··· Supplied records

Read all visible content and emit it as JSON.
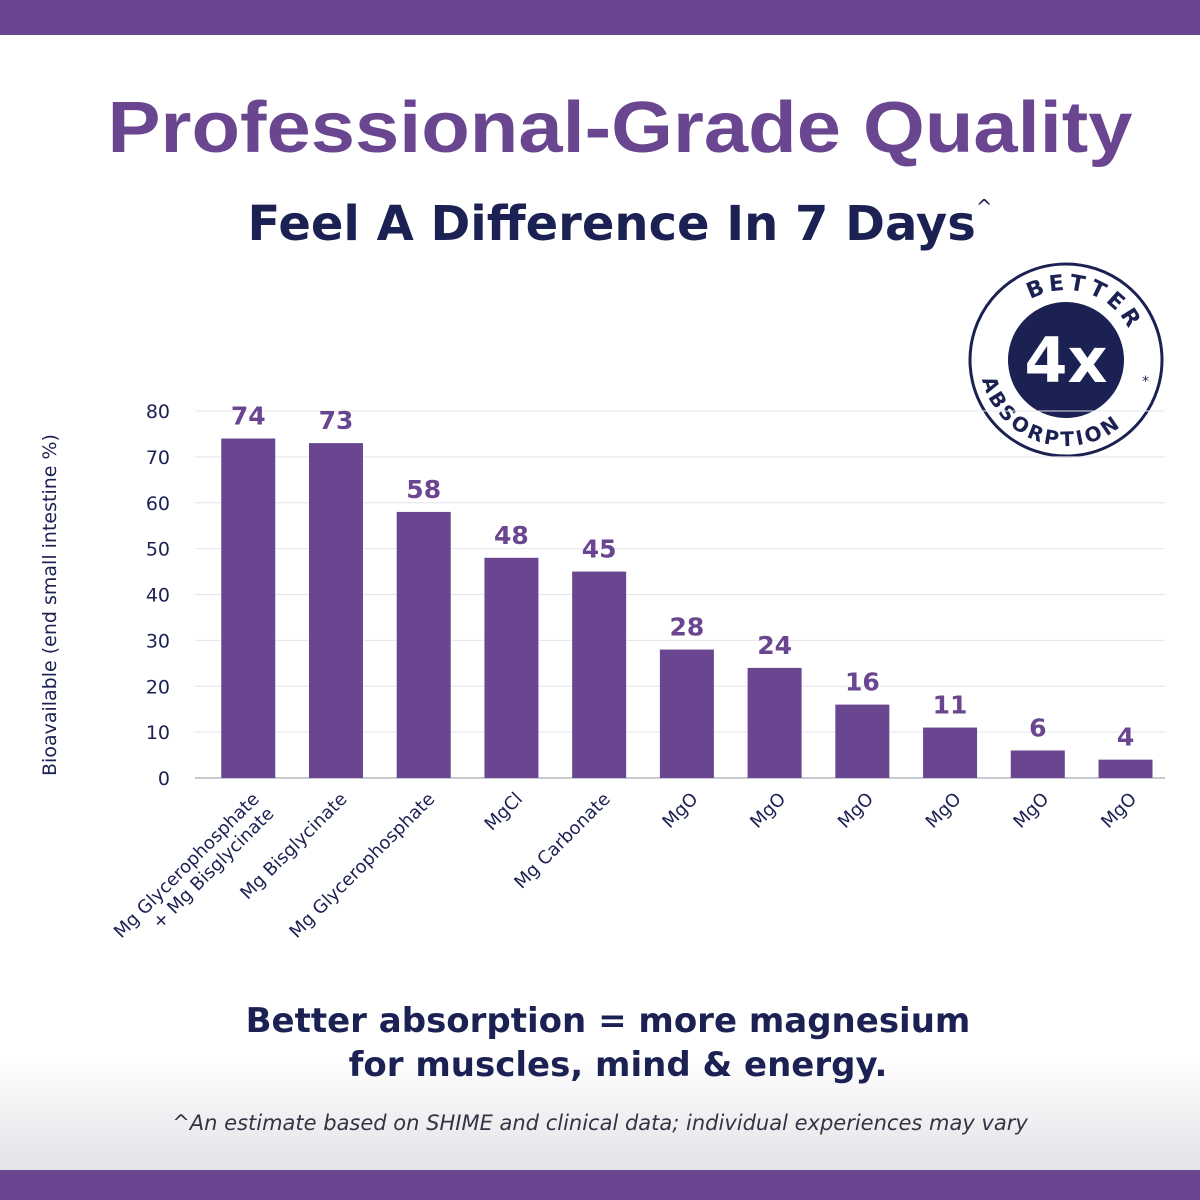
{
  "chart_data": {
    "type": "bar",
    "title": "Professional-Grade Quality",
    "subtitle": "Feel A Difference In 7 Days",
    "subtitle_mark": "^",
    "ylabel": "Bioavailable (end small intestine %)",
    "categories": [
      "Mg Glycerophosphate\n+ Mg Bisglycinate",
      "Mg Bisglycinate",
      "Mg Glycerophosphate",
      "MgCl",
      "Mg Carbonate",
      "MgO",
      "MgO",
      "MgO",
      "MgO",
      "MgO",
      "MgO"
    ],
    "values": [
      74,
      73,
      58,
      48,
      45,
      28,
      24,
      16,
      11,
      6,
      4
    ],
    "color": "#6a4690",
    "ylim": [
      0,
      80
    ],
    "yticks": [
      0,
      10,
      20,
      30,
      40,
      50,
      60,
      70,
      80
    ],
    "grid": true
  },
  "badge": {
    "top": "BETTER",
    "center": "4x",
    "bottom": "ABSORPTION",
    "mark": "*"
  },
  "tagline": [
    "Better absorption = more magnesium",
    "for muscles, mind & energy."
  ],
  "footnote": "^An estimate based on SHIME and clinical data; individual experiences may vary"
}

······

▶ **Exercise**
Repeat each entry exactly as given; no pictures belong in the copy.

▶ **Answer to this exercise**
Read all visible content and emit it as JSON.
{
  "chart_data": {
    "type": "bar",
    "title": "Professional-Grade Quality",
    "subtitle": "Feel A Difference In 7 Days",
    "subtitle_mark": "^",
    "ylabel": "Bioavailable (end small intestine %)",
    "categories": [
      "Mg Glycerophosphate\n+ Mg Bisglycinate",
      "Mg Bisglycinate",
      "Mg Glycerophosphate",
      "MgCl",
      "Mg Carbonate",
      "MgO",
      "MgO",
      "MgO",
      "MgO",
      "MgO",
      "MgO"
    ],
    "values": [
      74,
      73,
      58,
      48,
      45,
      28,
      24,
      16,
      11,
      6,
      4
    ],
    "color": "#6a4690",
    "ylim": [
      0,
      80
    ],
    "yticks": [
      0,
      10,
      20,
      30,
      40,
      50,
      60,
      70,
      80
    ],
    "grid": true
  },
  "badge": {
    "top": "BETTER",
    "center": "4x",
    "bottom": "ABSORPTION",
    "mark": "*"
  },
  "tagline": [
    "Better absorption = more magnesium",
    "for muscles, mind & energy."
  ],
  "footnote": "^An estimate based on SHIME and clinical data; individual experiences may vary"
}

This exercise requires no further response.